• Problem description: Comb through the entries for "text" and pull out each line that holds it.

• The input:
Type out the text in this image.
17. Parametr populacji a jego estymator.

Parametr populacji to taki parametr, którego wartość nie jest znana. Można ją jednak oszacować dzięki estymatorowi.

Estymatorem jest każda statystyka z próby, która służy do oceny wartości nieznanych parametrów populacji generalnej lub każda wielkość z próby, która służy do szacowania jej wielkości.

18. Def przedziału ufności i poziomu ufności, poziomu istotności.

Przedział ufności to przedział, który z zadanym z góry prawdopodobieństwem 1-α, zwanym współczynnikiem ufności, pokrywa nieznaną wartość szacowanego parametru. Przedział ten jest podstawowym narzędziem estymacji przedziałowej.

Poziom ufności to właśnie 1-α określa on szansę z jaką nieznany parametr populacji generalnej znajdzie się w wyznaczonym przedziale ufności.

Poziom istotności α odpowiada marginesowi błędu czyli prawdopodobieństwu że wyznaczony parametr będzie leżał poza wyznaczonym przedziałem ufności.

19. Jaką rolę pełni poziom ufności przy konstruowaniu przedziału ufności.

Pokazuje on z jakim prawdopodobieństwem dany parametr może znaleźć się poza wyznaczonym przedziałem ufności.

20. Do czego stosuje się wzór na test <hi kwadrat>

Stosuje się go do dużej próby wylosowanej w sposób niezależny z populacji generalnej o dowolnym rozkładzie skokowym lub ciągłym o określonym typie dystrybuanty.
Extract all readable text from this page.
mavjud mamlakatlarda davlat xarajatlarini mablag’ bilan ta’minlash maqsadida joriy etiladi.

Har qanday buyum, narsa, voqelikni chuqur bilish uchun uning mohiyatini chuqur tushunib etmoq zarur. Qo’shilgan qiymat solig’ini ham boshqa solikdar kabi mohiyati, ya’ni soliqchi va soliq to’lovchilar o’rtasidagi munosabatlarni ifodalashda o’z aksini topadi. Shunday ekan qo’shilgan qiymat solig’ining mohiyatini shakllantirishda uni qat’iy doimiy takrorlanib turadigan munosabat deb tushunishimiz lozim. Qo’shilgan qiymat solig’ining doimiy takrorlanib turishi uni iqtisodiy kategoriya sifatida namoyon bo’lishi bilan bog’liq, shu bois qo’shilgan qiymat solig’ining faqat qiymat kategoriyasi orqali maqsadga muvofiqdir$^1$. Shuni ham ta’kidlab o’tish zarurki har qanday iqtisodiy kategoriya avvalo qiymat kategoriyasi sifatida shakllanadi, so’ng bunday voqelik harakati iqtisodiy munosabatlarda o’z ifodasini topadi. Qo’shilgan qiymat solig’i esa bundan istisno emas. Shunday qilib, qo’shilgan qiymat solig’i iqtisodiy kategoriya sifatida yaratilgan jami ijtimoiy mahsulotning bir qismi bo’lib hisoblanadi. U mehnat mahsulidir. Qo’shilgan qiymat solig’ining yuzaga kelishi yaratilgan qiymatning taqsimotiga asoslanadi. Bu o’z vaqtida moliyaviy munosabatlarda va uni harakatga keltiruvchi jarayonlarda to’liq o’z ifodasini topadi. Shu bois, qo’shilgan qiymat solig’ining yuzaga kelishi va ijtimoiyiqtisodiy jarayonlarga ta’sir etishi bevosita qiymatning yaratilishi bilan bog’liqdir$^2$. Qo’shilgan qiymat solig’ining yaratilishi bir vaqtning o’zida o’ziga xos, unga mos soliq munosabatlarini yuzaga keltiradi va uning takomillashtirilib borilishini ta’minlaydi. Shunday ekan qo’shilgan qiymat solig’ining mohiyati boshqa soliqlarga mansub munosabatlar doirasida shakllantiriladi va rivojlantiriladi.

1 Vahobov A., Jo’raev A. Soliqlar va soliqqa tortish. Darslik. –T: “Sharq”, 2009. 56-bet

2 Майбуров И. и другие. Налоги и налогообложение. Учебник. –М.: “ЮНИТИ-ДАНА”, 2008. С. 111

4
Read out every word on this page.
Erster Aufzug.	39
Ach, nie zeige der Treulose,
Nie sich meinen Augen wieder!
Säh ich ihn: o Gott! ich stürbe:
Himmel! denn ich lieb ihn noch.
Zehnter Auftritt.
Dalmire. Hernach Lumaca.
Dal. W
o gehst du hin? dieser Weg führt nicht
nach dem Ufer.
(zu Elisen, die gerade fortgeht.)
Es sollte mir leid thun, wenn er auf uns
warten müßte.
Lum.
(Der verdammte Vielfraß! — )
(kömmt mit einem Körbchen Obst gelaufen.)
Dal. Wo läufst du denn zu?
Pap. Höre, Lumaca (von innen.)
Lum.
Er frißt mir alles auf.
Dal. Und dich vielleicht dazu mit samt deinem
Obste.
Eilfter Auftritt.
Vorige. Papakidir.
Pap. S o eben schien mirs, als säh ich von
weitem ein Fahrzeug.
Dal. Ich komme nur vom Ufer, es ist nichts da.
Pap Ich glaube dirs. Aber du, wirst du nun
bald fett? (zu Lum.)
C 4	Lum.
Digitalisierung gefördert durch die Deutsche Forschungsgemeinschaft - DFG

• Finished exercise:
Type out the text in this image.
Extract all readable text from this page.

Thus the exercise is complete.